● **What this task involves**: Check each line of the material below, and copy it if it holds the string "mais".

Dataset items
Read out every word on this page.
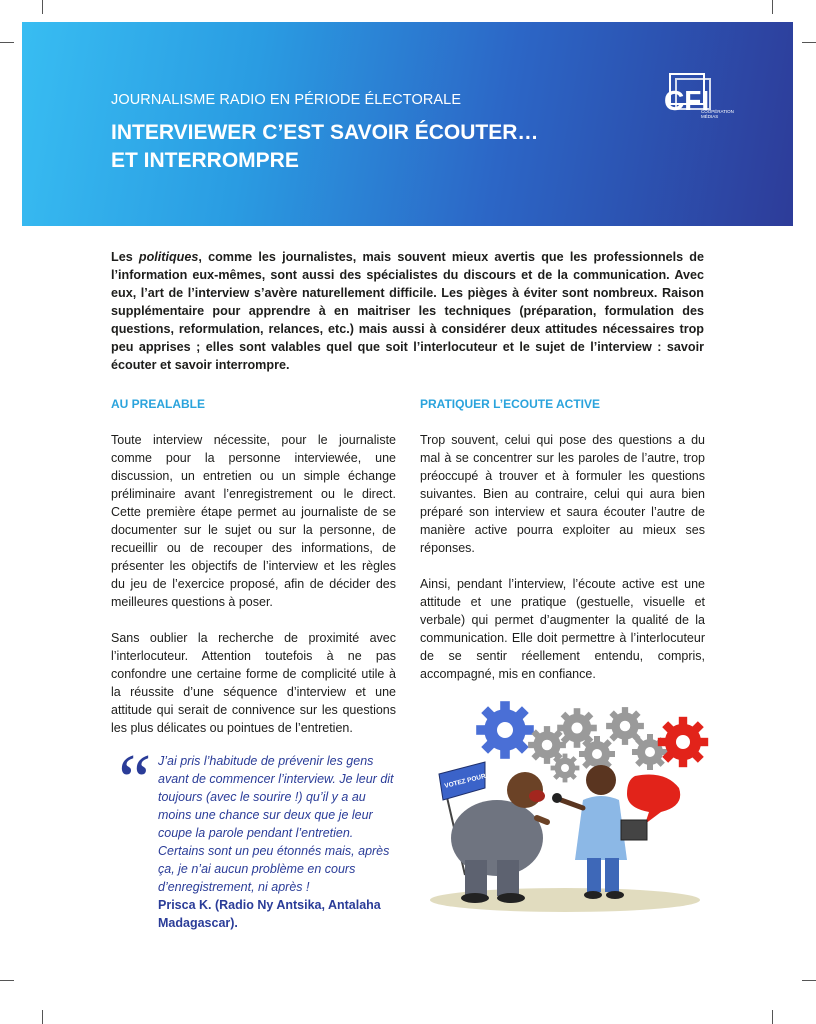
JOURNALISME RADIO EN PÉRIODE ÉLECTORALE
INTERVIEWER C’EST SAVOIR ÉCOUTER…
ET INTERROMPRE
CFI
COOPÉRATION
MÉDIAS

Les politiques, comme les journalistes, mais souvent mieux avertis que les professionnels de l’information eux-mêmes, sont aussi des spécialistes du discours et de la communication. Avec eux, l’art de l’interview s’avère naturellement difficile. Les pièges à éviter sont nombreux. Raison supplémentaire pour apprendre à en maitriser les techniques (préparation, formulation des questions, reformulation, relances, etc.) mais aussi à considérer deux attitudes nécessaires trop peu apprises ; elles sont valables quel que soit l’interlocuteur et le sujet de l’interview : savoir écouter et savoir interrompre.

AU PREALABLE

Toute interview nécessite, pour le journaliste comme pour la personne interviewée, une discussion, un entretien ou un simple échange préliminaire avant l’enregistrement ou le direct. Cette première étape permet au journaliste de se documenter sur le sujet ou sur la personne, de recueillir ou de recouper des informations, de présenter les objectifs de l’interview et les règles du jeu de l’exercice proposé, afin de décider des meilleures questions à poser.

Sans oublier la recherche de proximité avec l’interlocuteur. Attention toutefois à ne pas confondre une certaine forme de complicité utile à la réussite d’une séquence d’interview et une attitude qui serait de connivence sur les questions les plus délicates ou pointues de l’entretien.

PRATIQUER L’ECOUTE ACTIVE

Trop souvent, celui qui pose des questions a du mal à se concentrer sur les paroles de l’autre, trop préoccupé à trouver et à formuler les questions suivantes. Bien au contraire, celui qui aura bien préparé son interview et saura écouter l’autre de manière active pourra exploiter au mieux ses réponses.

Ainsi, pendant l’interview, l’écoute active est une attitude et une pratique (gestuelle, visuelle et verbale) qui permet d’augmenter la qualité de la communication. Elle doit permettre à l’interlocuteur de se sentir réellement entendu, compris, accompagné, mis en confiance.

“ J’ai pris l’habitude de prévenir les gens avant de commencer l’interview. Je leur dit toujours (avec le sourire !) qu’il y a au moins une chance sur deux que je leur coupe la parole pendant l’entretien. Certains sont un peu étonnés mais, après ça, je n’ai aucun problème en cours d’enregistrement, ni après !
Prisca K. (Radio Ny Antsika, Antalaha Madagascar).

VOTEZ POUR MOI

● **Correct result**:
Les politiques, comme les journalistes, mais souvent mieux avertis que les professionnels de l’information eux-mêmes, sont aussi des spécialistes du discours et de la communication. Avec eux, l’art de l’interview s’avère naturellement difficile. Les pièges à éviter sont nombreux. Raison supplémentaire pour apprendre à en maitriser les techniques (préparation, formulation des questions, reformulation, relances, etc.) mais aussi à considérer deux attitudes nécessaires trop peu apprises ; elles sont valables quel que soit l’interlocuteur et le sujet de l’interview : savoir écouter et savoir interrompre.
“ J’ai pris l’habitude de prévenir les gens avant de commencer l’interview. Je leur dit toujours (avec le sourire !) qu’il y a au moins une chance sur deux que je leur coupe la parole pendant l’entretien. Certains sont un peu étonnés mais, après ça, je n’ai aucun problème en cours d’enregistrement, ni après !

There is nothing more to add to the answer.